* Exercise: Begin at the line containing "Enumerate this screenshot's" and copy exactly through the last line of the listing, skipping every picture.

────────

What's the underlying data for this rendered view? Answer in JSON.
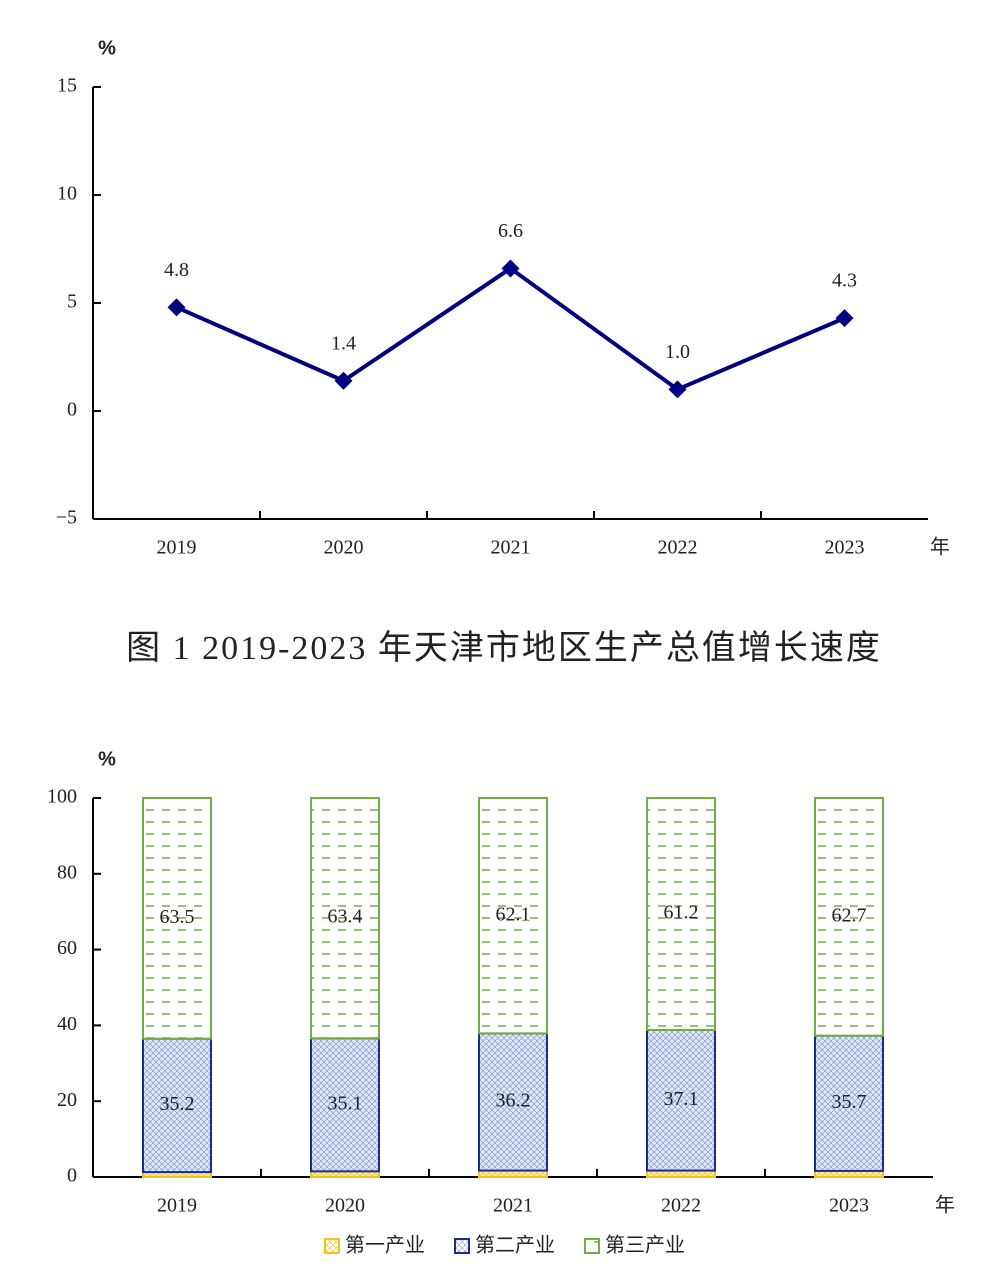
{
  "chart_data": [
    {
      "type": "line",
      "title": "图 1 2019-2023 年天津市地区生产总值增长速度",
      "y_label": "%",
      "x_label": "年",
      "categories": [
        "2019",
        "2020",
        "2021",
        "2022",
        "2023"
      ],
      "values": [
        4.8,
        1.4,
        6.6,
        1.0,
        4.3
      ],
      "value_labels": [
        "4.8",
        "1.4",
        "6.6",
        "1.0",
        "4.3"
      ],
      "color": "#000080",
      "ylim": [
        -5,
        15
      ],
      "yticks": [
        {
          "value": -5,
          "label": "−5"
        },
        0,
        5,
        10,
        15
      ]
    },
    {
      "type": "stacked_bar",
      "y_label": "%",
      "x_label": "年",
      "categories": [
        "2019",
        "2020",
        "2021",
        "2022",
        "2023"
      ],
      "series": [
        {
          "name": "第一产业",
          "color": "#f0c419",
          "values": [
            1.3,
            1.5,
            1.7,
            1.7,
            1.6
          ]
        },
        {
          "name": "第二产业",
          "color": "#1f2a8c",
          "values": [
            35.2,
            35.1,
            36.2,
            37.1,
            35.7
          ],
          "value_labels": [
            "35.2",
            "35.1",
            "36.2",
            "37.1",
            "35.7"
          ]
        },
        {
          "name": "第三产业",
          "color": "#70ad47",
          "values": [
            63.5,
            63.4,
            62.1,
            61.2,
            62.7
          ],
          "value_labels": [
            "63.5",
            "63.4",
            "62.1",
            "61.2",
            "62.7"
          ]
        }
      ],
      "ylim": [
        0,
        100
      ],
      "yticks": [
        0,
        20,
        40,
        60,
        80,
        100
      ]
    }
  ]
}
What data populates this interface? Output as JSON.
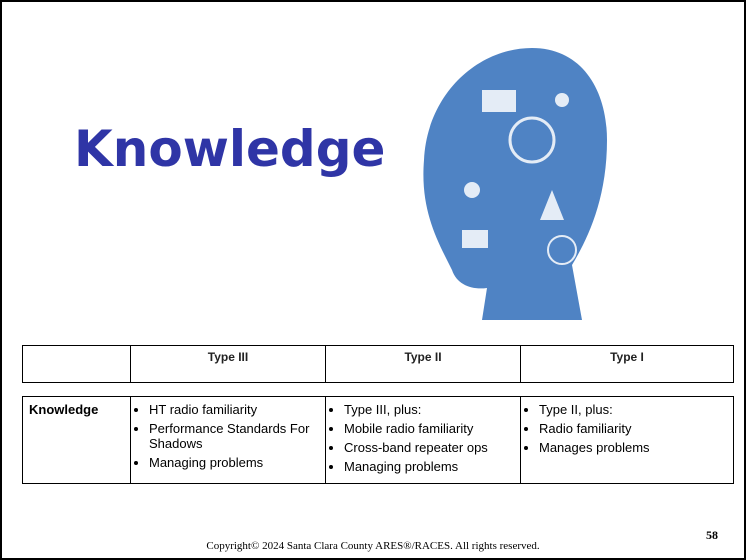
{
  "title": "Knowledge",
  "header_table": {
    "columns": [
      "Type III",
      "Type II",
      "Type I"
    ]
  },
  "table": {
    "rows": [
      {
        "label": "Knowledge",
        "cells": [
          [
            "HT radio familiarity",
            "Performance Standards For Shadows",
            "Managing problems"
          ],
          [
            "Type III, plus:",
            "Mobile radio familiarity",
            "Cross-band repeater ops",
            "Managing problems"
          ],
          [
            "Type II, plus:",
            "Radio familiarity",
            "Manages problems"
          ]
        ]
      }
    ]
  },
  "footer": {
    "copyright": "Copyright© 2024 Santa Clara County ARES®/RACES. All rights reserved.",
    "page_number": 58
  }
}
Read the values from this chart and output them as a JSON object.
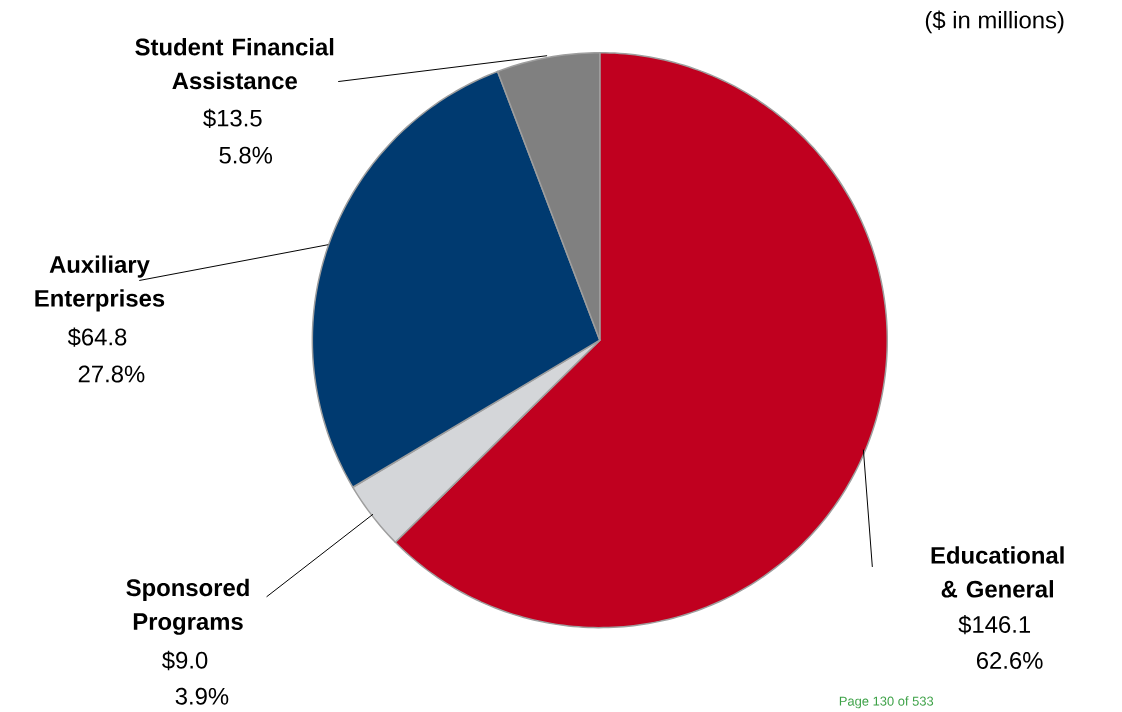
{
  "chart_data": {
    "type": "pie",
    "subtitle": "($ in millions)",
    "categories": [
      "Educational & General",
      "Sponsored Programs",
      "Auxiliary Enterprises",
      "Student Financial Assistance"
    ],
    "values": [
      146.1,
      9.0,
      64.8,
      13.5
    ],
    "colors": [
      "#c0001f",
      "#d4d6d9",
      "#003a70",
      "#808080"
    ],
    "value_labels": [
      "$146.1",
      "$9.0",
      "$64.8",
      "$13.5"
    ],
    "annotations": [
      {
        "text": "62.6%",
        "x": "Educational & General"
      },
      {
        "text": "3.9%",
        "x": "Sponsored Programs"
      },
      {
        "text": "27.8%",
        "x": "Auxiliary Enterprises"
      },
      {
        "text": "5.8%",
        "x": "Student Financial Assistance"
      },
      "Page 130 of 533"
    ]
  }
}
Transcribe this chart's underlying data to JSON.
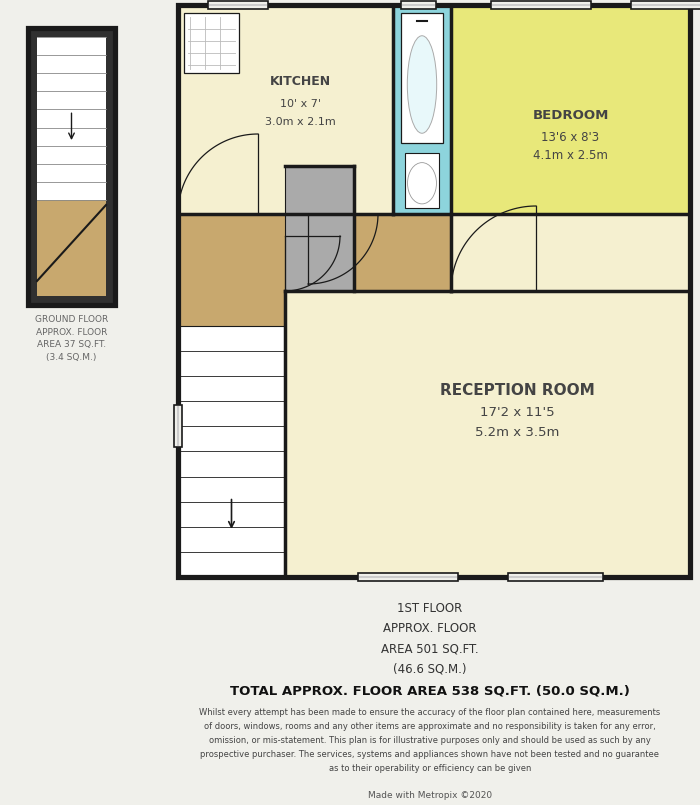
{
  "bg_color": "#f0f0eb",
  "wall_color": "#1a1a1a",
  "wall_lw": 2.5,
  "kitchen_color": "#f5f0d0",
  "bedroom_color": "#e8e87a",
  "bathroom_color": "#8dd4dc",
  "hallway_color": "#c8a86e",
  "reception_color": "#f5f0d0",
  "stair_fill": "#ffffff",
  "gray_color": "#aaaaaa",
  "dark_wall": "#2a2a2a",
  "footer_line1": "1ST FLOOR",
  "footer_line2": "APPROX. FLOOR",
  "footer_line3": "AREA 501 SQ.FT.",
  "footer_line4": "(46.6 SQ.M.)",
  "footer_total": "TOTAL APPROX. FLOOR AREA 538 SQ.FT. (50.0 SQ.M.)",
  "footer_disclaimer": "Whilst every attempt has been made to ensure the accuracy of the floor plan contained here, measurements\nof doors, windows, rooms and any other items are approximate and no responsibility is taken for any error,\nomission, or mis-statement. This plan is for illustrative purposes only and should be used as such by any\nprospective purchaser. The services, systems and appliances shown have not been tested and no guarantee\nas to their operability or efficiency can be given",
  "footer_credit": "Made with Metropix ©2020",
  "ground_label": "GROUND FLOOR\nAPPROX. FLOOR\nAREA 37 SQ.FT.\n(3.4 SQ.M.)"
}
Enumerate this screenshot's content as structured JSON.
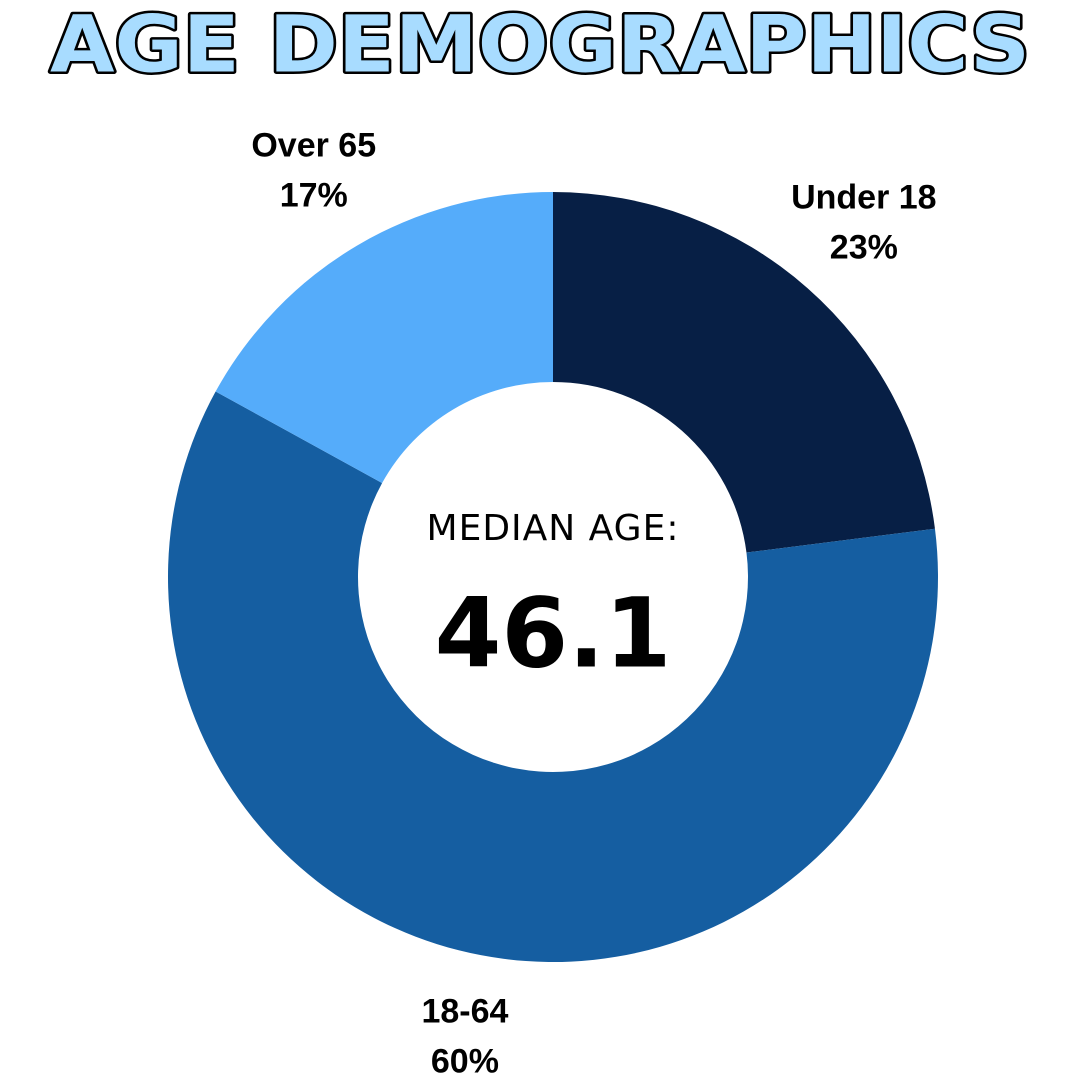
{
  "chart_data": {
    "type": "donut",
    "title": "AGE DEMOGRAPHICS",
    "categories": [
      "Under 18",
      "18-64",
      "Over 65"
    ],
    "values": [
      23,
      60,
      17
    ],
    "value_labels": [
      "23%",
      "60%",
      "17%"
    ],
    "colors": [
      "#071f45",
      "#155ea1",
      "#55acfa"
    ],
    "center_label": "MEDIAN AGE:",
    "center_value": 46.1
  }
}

────────

* Full response:
Enumerate this screenshot's content as structured JSON.
{
  "chart_data": {
    "type": "donut",
    "title": "AGE DEMOGRAPHICS",
    "categories": [
      "Under 18",
      "18-64",
      "Over 65"
    ],
    "values": [
      23,
      60,
      17
    ],
    "value_labels": [
      "23%",
      "60%",
      "17%"
    ],
    "colors": [
      "#071f45",
      "#155ea1",
      "#55acfa"
    ],
    "center_label": "MEDIAN AGE:",
    "center_value": 46.1
  }
}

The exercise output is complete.